◆ WHAT IS EXPECTED: Copy the rubella and Zika passage word for word, from start to finish.

◆ TEXT PASSAGE:

The outbreak was indeed catastrophic for tens of thousands of babies born in the following months. Some 20,000 infants died from complications associated with rubella, and 30,000 more were born with severe birth defects. Thousands of women infected with rubella in the first trimester terminated their pregnancies.

Health officials raced to develop a rubella vaccine. The first one became available in the United States in 1969; within two years, 23 million children in the U.S. had been vaccinated. Sporadic outbreaks continued through the 1980s, but by the turn of the century, rubella was no longer endemic in the United States.

Now, public-health officials faced with growing evidence that the Zika virus causes birth defects are looking to rubella for clues on how to manage the illness—especially as mosquito season begins in the United States. Like rubella, Zika is usually mild for adults and children, but potentially deadly for fetuses.

“The similarities are great between rubella and Zika. Both are fever-rash illnesses, and both have arthropathy, or arthritis, as manifestations,” said Susan Reef, who leads the rubella team in the CDC’s Global Immunization Division. “Also like rubella, there’s an asymptomatic component to Zika, so not everyone knows when they’re infected with rubella or with Zika.”

◆ RECORD SET:

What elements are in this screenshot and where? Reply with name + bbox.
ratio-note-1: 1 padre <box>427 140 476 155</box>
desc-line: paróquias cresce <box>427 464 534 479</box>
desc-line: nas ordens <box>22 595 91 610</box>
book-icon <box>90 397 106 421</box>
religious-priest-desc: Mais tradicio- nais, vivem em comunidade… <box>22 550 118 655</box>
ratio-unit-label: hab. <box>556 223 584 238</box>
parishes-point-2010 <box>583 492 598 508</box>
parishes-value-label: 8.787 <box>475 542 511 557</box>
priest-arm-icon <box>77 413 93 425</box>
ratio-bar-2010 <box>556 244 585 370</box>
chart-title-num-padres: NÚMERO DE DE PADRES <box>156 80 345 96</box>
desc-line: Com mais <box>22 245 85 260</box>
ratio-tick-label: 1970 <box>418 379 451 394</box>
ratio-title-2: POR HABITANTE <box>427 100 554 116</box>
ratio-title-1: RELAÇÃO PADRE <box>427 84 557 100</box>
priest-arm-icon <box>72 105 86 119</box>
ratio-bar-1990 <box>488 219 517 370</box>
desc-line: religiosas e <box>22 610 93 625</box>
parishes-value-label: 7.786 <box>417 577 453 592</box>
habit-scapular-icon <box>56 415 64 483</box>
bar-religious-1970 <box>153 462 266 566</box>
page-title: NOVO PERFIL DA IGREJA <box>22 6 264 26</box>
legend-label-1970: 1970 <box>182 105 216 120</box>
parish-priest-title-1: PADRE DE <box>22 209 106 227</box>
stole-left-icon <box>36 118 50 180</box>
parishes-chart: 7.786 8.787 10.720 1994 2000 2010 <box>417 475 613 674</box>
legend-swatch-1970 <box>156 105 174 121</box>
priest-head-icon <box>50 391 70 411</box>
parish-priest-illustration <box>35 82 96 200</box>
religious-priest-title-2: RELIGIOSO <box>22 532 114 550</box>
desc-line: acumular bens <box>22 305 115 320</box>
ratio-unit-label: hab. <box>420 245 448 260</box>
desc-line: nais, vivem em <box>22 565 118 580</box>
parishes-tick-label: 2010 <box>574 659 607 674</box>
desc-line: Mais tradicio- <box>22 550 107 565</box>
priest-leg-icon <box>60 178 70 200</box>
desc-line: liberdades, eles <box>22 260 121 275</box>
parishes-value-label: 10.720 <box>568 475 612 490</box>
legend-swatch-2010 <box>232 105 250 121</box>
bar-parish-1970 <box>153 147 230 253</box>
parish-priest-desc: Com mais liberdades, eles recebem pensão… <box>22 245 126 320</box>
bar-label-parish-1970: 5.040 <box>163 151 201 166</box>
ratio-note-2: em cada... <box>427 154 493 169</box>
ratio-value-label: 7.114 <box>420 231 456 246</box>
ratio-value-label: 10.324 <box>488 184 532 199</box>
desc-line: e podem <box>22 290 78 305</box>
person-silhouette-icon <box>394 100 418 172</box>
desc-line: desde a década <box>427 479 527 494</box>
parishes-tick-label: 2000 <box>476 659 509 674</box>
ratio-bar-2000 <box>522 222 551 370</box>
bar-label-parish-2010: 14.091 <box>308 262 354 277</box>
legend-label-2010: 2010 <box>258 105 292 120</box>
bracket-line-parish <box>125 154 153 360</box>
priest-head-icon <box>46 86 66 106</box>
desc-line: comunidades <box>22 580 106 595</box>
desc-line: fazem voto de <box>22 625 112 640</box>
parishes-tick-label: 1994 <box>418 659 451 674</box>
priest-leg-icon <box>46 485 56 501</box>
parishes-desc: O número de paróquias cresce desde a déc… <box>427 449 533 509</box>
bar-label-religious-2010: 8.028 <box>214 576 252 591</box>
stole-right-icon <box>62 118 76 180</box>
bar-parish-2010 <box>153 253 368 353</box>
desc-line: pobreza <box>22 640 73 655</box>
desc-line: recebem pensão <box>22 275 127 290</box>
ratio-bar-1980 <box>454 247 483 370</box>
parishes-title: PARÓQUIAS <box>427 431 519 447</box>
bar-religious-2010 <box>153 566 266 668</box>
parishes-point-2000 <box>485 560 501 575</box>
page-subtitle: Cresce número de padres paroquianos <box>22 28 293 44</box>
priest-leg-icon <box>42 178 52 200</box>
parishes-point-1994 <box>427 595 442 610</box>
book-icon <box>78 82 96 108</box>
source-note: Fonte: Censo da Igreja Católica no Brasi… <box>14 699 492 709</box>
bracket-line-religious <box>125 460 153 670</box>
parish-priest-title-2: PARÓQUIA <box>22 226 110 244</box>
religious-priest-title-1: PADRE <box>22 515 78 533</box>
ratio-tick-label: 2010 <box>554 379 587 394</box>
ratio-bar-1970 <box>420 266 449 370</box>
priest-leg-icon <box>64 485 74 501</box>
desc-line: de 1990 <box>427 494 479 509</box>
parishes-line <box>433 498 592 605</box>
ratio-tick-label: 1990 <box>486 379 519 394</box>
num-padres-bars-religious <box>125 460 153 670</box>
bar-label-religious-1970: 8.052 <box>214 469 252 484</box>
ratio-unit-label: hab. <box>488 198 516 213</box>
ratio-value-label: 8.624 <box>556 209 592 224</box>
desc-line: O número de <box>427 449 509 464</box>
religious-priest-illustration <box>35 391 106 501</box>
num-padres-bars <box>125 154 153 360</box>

◆ TASK RESPONSE:
The outbreak was indeed catastrophic for tens of thousands of babies born in the following months. Some 20,000 infants died from complications associated with rubella, and 30,000 more were born with severe birth defects. Thousands of women infected with rubella in the first trimester terminated their pregnancies.

Health officials raced to develop a rubella vaccine. The first one became available in the United States in 1969; within two years, 23 million children in the U.S. had been vaccinated. Sporadic outbreaks continued through the 1980s, but by the turn of the century, rubella was no longer endemic in the United States.

Now, public-health officials faced with growing evidence that the Zika virus causes birth defects are looking to rubella for clues on how to manage the illness—especially as mosquito season begins in the United States. Like rubella, Zika is usually mild for adults and children, but potentially deadly for fetuses.

“The similarities are great between rubella and Zika. Both are fever-rash illnesses, and both have arthropathy, or arthritis, as manifestations,” said Susan Reef, who leads the rubella team in the CDC’s Global Immunization Division. “Also like rubella, there’s an asymptomatic component to Zika, so not everyone knows when they’re infected with rubella or with Zika.”